What to do
Will you write out the data exactly, excluding every picture?

Items listed in a dataset
════
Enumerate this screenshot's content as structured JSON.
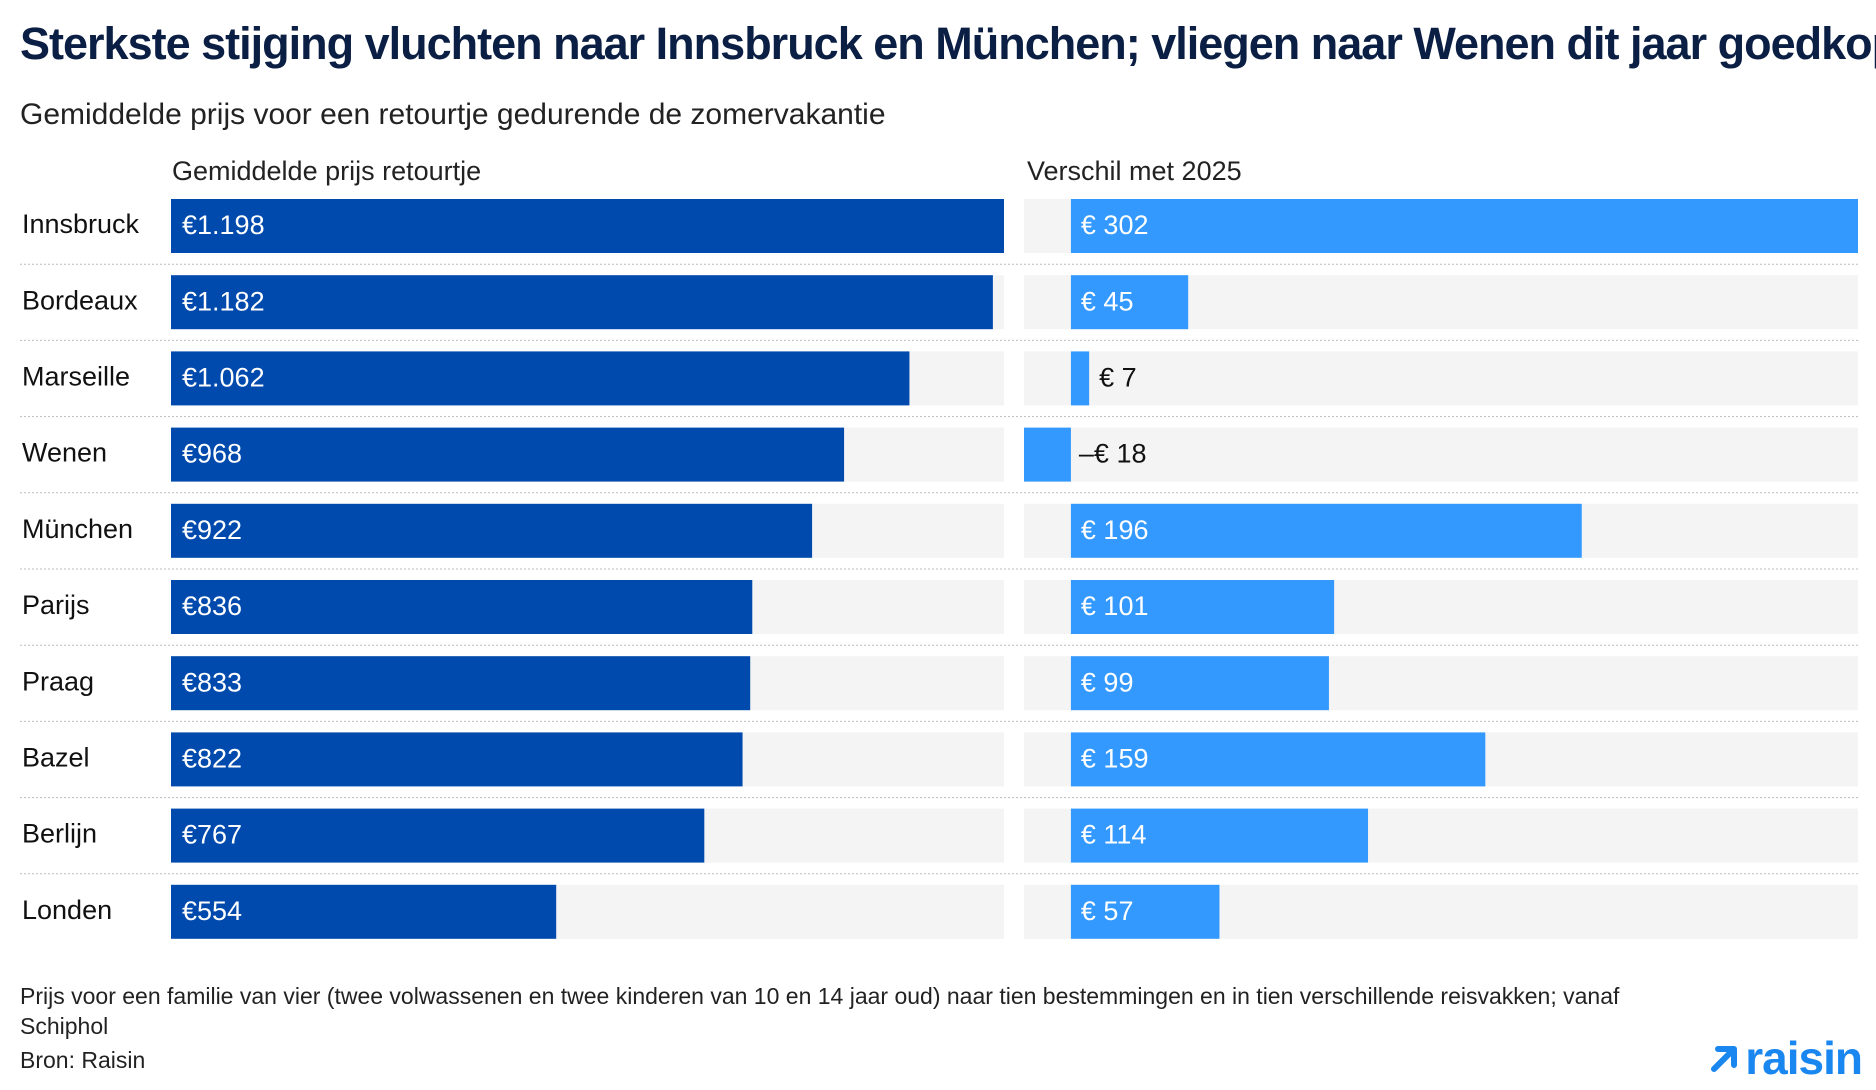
{
  "title": "Sterkste stijging vluchten naar Innsbruck en München; vliegen naar Wenen dit jaar goedkoper",
  "subtitle": "Gemiddelde prijs voor een retourtje gedurende de zomervakantie",
  "footnote": "Prijs voor een familie van vier (twee volwassenen en twee kinderen van 10 en 14 jaar oud) naar tien bestemmingen en in tien verschillende reisvakken; vanaf Schiphol",
  "source": "Bron: Raisin",
  "logo_text": "raisin",
  "colors": {
    "price_bar": "#004aad",
    "diff_bar": "#3399ff",
    "track": "#f4f4f4",
    "title": "#0b1f44"
  },
  "chart_data": [
    {
      "type": "bar",
      "orientation": "horizontal",
      "column_header": "Gemiddelde prijs retourtje",
      "categories": [
        "Innsbruck",
        "Bordeaux",
        "Marseille",
        "Wenen",
        "München",
        "Parijs",
        "Praag",
        "Bazel",
        "Berlijn",
        "Londen"
      ],
      "values": [
        1198,
        1182,
        1062,
        968,
        922,
        836,
        833,
        822,
        767,
        554
      ],
      "labels": [
        "€1.198",
        "€1.182",
        "€1.062",
        "€968",
        "€922",
        "€836",
        "€833",
        "€822",
        "€767",
        "€554"
      ],
      "xlim": [
        0,
        1198
      ]
    },
    {
      "type": "bar",
      "orientation": "horizontal",
      "column_header": "Verschil met 2025",
      "categories": [
        "Innsbruck",
        "Bordeaux",
        "Marseille",
        "Wenen",
        "München",
        "Parijs",
        "Praag",
        "Bazel",
        "Berlijn",
        "Londen"
      ],
      "values": [
        302,
        45,
        7,
        -18,
        196,
        101,
        99,
        159,
        114,
        57
      ],
      "labels": [
        "€ 302",
        "€ 45",
        "€ 7",
        "–€ 18",
        "€ 196",
        "€ 101",
        "€ 99",
        "€ 159",
        "€ 114",
        "€ 57"
      ],
      "xlim": [
        -18,
        302
      ]
    }
  ]
}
════
Task response
Enumerate this screenshot's content as structured JSON.
{
  "title": "Sterkste stijging vluchten naar Innsbruck en München; vliegen naar Wenen dit jaar goedkoper",
  "subtitle": "Gemiddelde prijs voor een retourtje gedurende de zomervakantie",
  "footnote": "Prijs voor een familie van vier (twee volwassenen en twee kinderen van 10 en 14 jaar oud) naar tien bestemmingen en in tien verschillende reisvakken; vanaf Schiphol",
  "source": "Bron: Raisin",
  "logo_text": "raisin",
  "colors": {
    "price_bar": "#004aad",
    "diff_bar": "#3399ff",
    "track": "#f4f4f4",
    "title": "#0b1f44"
  },
  "chart_data": [
    {
      "type": "bar",
      "orientation": "horizontal",
      "column_header": "Gemiddelde prijs retourtje",
      "categories": [
        "Innsbruck",
        "Bordeaux",
        "Marseille",
        "Wenen",
        "München",
        "Parijs",
        "Praag",
        "Bazel",
        "Berlijn",
        "Londen"
      ],
      "values": [
        1198,
        1182,
        1062,
        968,
        922,
        836,
        833,
        822,
        767,
        554
      ],
      "labels": [
        "€1.198",
        "€1.182",
        "€1.062",
        "€968",
        "€922",
        "€836",
        "€833",
        "€822",
        "€767",
        "€554"
      ],
      "xlim": [
        0,
        1198
      ]
    },
    {
      "type": "bar",
      "orientation": "horizontal",
      "column_header": "Verschil met 2025",
      "categories": [
        "Innsbruck",
        "Bordeaux",
        "Marseille",
        "Wenen",
        "München",
        "Parijs",
        "Praag",
        "Bazel",
        "Berlijn",
        "Londen"
      ],
      "values": [
        302,
        45,
        7,
        -18,
        196,
        101,
        99,
        159,
        114,
        57
      ],
      "labels": [
        "€ 302",
        "€ 45",
        "€ 7",
        "–€ 18",
        "€ 196",
        "€ 101",
        "€ 99",
        "€ 159",
        "€ 114",
        "€ 57"
      ],
      "xlim": [
        -18,
        302
      ]
    }
  ]
}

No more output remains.